## [Descrição da tarefa]
Transcreva, sem mudar uma palavra, a parte do texto sobre os novos ministros que abre com as palavras contendo "O juiz, sendo" e fecha com "estabelecidos em lei.".

## [Trecho de origem]
A nova equipe dá esperanças que essas reivindicações, que ecoaram nas urnas, serão analisadas e equacionadas? Alguns ministros indicados sim, a meu ver. Outros não. A própria realidade exige deles um bom e honesto desempenho.
A presença de Paulo Guedes na economia e do general Mourão no controle dos ministérios e das políticas públicas, por suas declarações, sinaliza uma firmeza e vontade política de executar o dever de casa da máquina pública no cumprimento patriótico das atribuições, que lhes cabe para melhorar a eficiência de funcionamento dos órgãos, como também a qualidade de uma economia política capaz de fazer nosso barco navegar nas ondas da crise, que ainda nos envolve, diminuir o desemprego e o abismo que temos entre ricos e pobres, a desigualdade social e econômica.
Outro gol de placa foi levar Sérgio Moro para o Ministério da Justiça, com tantos poderes. Moro já provou saber cumprir uma ‘’missão”, apesar das críticas que lhe são dirigidas. Umas razoáveis, outras não.
O juiz, sendo ministro, impede o encerramento da luta contra a corrupção, através da Lava Jato, como tanta gente queria. E intensifica a força tarefa na medida em que tira essa luta dos limites exclusivos do Judiciário e da Polícia e a leva para o coração dos Poderes maiores da República. Bolsonaro escolhe um instrumento eficaz para cumprir o que se propôs contra a corrupção e a violência, como pede o povo brasileiro. Resta saber se a mesma eficácia será tentada contra o caduco sistema político ou se Bolsonaro será coagido a flexibilizar neste seu objetivo, pelas forças do centrão. Quanto a Moro, cabe-lhe também aperfeiçoar o combate à corrupção, sem privilegiar políticos e partidos e respeitar, com equilíbrio, os direitos de todos estabelecidos em lei.
Fica difícil afirmar o mesmo com relação ao filósofo colombiano, naturalizado brasileiro, Ricardo Velez Rodrigues, na educação e ao colega diplomata Ernesto Araújo nas Relações Exteriores – pela visão de mundo de ambos.

## [Dados exibidos]
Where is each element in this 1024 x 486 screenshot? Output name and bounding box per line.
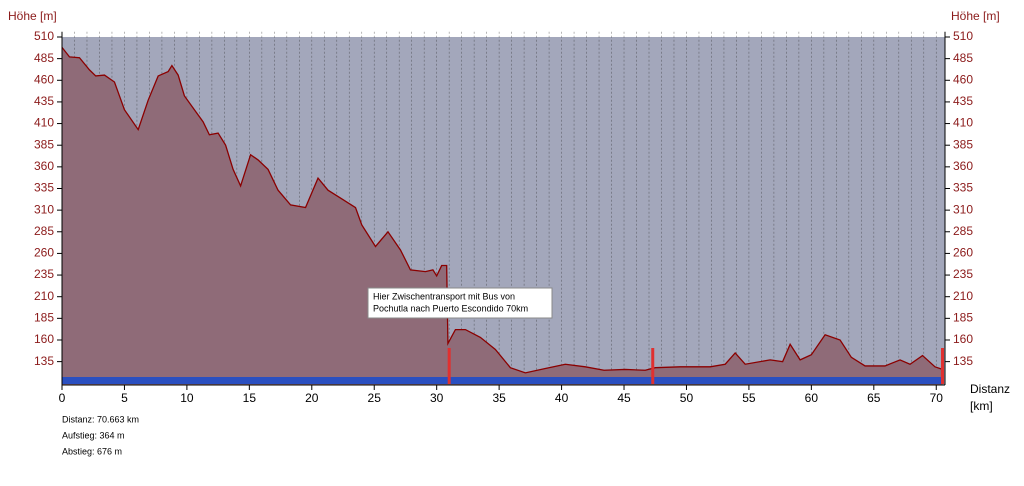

## [Resultado final]
O juiz, sendo ministro, impede o encerramento da luta contra a corrupção, através da Lava Jato, como tanta gente queria. E intensifica a força tarefa na medida em que tira essa luta dos limites exclusivos do Judiciário e da Polícia e a leva para o coração dos Poderes maiores da República. Bolsonaro escolhe um instrumento eficaz para cumprir o que se propôs contra a corrupção e a violência, como pede o povo brasileiro. Resta saber se a mesma eficácia será tentada contra o caduco sistema político ou se Bolsonaro será coagido a flexibilizar neste seu objetivo, pelas forças do centrão. Quanto a Moro, cabe-lhe também aperfeiçoar o combate à corrupção, sem privilegiar políticos e partidos e respeitar, com equilíbrio, os direitos de todos estabelecidos em lei.